_Records to process_
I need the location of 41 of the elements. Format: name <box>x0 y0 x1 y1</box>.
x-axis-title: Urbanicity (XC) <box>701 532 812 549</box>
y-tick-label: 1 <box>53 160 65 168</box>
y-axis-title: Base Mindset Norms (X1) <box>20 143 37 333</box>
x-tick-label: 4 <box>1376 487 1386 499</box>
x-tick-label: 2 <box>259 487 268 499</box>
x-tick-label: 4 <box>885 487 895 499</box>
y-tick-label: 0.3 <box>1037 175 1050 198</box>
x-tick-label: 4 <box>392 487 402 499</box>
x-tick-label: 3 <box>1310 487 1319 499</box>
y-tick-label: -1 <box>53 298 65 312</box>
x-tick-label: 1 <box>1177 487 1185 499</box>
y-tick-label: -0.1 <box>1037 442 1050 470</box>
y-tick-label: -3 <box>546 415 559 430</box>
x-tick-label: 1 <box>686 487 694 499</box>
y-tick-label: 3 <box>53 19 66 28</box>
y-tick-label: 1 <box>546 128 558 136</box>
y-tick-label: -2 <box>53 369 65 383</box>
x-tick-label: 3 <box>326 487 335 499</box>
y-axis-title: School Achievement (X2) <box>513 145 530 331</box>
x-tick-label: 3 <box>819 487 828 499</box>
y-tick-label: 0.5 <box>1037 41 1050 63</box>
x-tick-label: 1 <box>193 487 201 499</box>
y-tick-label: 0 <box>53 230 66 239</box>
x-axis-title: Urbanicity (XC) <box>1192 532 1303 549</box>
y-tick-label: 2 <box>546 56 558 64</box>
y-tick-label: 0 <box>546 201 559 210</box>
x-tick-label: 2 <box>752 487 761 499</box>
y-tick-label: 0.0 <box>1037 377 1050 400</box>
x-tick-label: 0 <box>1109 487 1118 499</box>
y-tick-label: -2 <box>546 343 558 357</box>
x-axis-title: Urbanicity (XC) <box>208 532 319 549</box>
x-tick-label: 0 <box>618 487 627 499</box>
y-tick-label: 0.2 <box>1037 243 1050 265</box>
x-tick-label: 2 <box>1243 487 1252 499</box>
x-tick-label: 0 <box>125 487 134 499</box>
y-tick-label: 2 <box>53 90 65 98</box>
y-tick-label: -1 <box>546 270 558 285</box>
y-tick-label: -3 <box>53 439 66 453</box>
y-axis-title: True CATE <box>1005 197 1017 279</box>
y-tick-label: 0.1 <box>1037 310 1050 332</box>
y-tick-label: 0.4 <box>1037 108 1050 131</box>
--
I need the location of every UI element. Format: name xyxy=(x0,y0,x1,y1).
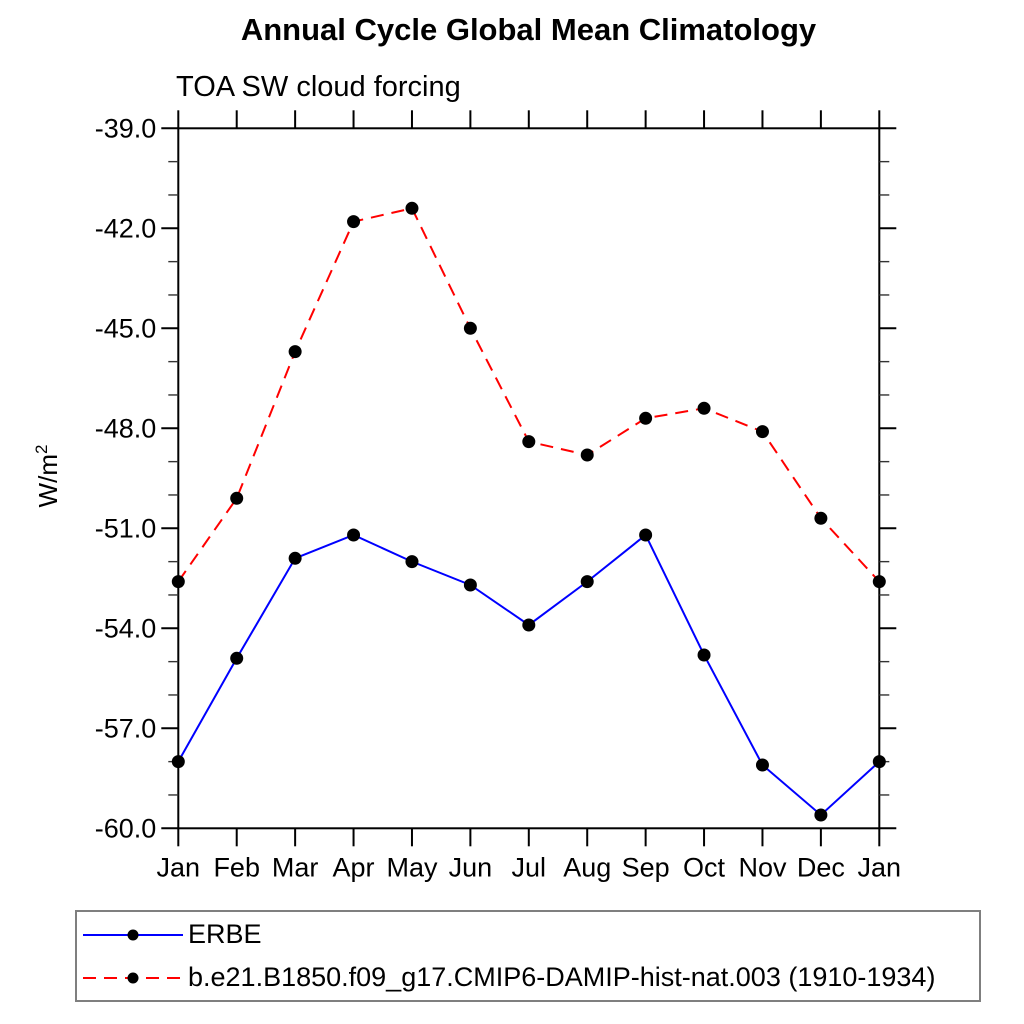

_What is asked_
Can you print the material starting at the line containing "I need the location of 41" and ending at the line containing "x-axis-title: Urbanicity (XC) <box>208", with both of those lines included?

_In response_
I need the location of 41 of the elements. Format: name <box>x0 y0 x1 y1</box>.
x-axis-title: Urbanicity (XC) <box>701 532 812 549</box>
y-tick-label: 1 <box>53 160 65 168</box>
y-axis-title: Base Mindset Norms (X1) <box>20 143 37 333</box>
x-tick-label: 4 <box>1376 487 1386 499</box>
x-tick-label: 2 <box>259 487 268 499</box>
x-tick-label: 4 <box>885 487 895 499</box>
y-tick-label: 0.3 <box>1037 175 1050 198</box>
x-tick-label: 4 <box>392 487 402 499</box>
x-tick-label: 3 <box>1310 487 1319 499</box>
y-tick-label: -1 <box>53 298 65 312</box>
x-tick-label: 1 <box>1177 487 1185 499</box>
y-tick-label: -0.1 <box>1037 442 1050 470</box>
y-tick-label: -3 <box>546 415 559 430</box>
x-tick-label: 1 <box>686 487 694 499</box>
y-tick-label: 3 <box>53 19 66 28</box>
y-tick-label: 1 <box>546 128 558 136</box>
y-tick-label: -2 <box>53 369 65 383</box>
x-tick-label: 3 <box>326 487 335 499</box>
y-axis-title: School Achievement (X2) <box>513 145 530 331</box>
x-tick-label: 3 <box>819 487 828 499</box>
y-tick-label: 0.5 <box>1037 41 1050 63</box>
x-tick-label: 1 <box>193 487 201 499</box>
y-tick-label: 0 <box>53 230 66 239</box>
x-axis-title: Urbanicity (XC) <box>1192 532 1303 549</box>
y-tick-label: 2 <box>546 56 558 64</box>
y-tick-label: 0 <box>546 201 559 210</box>
x-tick-label: 2 <box>752 487 761 499</box>
y-tick-label: 0.0 <box>1037 377 1050 400</box>
x-tick-label: 0 <box>1109 487 1118 499</box>
y-tick-label: -2 <box>546 343 558 357</box>
x-axis-title: Urbanicity (XC) <box>208 532 319 549</box>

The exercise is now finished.